■ Dataset records ■
-- Start --

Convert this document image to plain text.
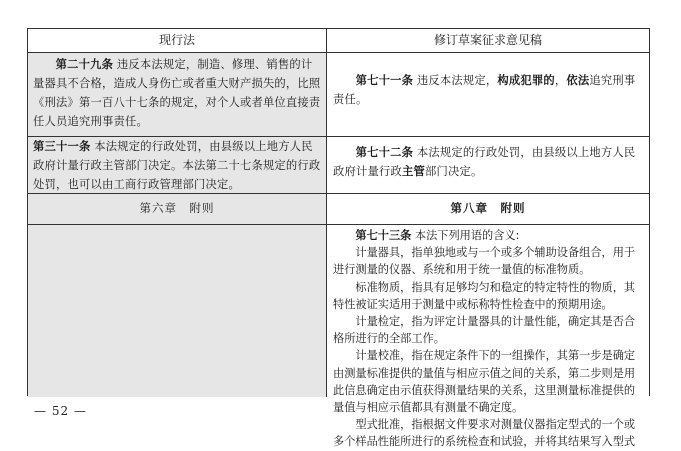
现行法	修订草案征求意见稿

第二十九条 违反本法规定，制造、修理、销售的计量器具不合格，造成人身伤亡或者重大财产损失的，比照《刑法》第一百八十七条的规定，对个人或者单位直接责任人员追究刑事责任。

第七十一条 违反本法规定，构成犯罪的，依法追究刑事责任。

第三十一条 本法规定的行政处罚，由县级以上地方人民政府计量行政主管部门决定。本法第二十七条规定的行政处罚，也可以由工商行政管理部门决定。

第七十二条 本法规定的行政处罚，由县级以上地方人民政府计量行政主管部门决定。

第六章　附则	第八章　附则

第七十三条 本法下列用语的含义:

计量器具，指单独地或与一个或多个辅助设备组合，用于进行测量的仪器、系统和用于统一量值的标准物质。

标准物质，指具有足够均匀和稳定的特定特性的物质，其特性被证实适用于测量中或标称特性检查中的预期用途。

计量检定，指为评定计量器具的计量性能，确定其是否合格所进行的全部工作。

计量校准，指在规定条件下的一组操作，其第一步是确定由测量标准提供的量值与相应示值之间的关系，第二步则是用此信息确定由示值获得测量结果的关系，这里测量标准提供的量值与相应示值都具有测量不确定度。

型式批准，指根据文件要求对测量仪器指定型式的一个或多个样品性能所进行的系统检查和试验，并将其结果写入型式

— 52 —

-- End --

■ Problem statement ■
Quote every record above exactly, omitting any pictures they contain.

■ Written answer ■
Convert this document image to plain text.
现行法	修订草案征求意见稿

第二十九条 违反本法规定，制造、修理、销售的计量器具不合格，造成人身伤亡或者重大财产损失的，比照《刑法》第一百八十七条的规定，对个人或者单位直接责任人员追究刑事责任。

第七十一条 违反本法规定，构成犯罪的，依法追究刑事责任。

第三十一条 本法规定的行政处罚，由县级以上地方人民政府计量行政主管部门决定。本法第二十七条规定的行政处罚，也可以由工商行政管理部门决定。

第七十二条 本法规定的行政处罚，由县级以上地方人民政府计量行政主管部门决定。

第六章　附则	第八章　附则

第七十三条 本法下列用语的含义:

计量器具，指单独地或与一个或多个辅助设备组合，用于进行测量的仪器、系统和用于统一量值的标准物质。

标准物质，指具有足够均匀和稳定的特定特性的物质，其特性被证实适用于测量中或标称特性检查中的预期用途。

计量检定，指为评定计量器具的计量性能，确定其是否合格所进行的全部工作。

计量校准，指在规定条件下的一组操作，其第一步是确定由测量标准提供的量值与相应示值之间的关系，第二步则是用此信息确定由示值获得测量结果的关系，这里测量标准提供的量值与相应示值都具有测量不确定度。

型式批准，指根据文件要求对测量仪器指定型式的一个或多个样品性能所进行的系统检查和试验，并将其结果写入型式

— 52 —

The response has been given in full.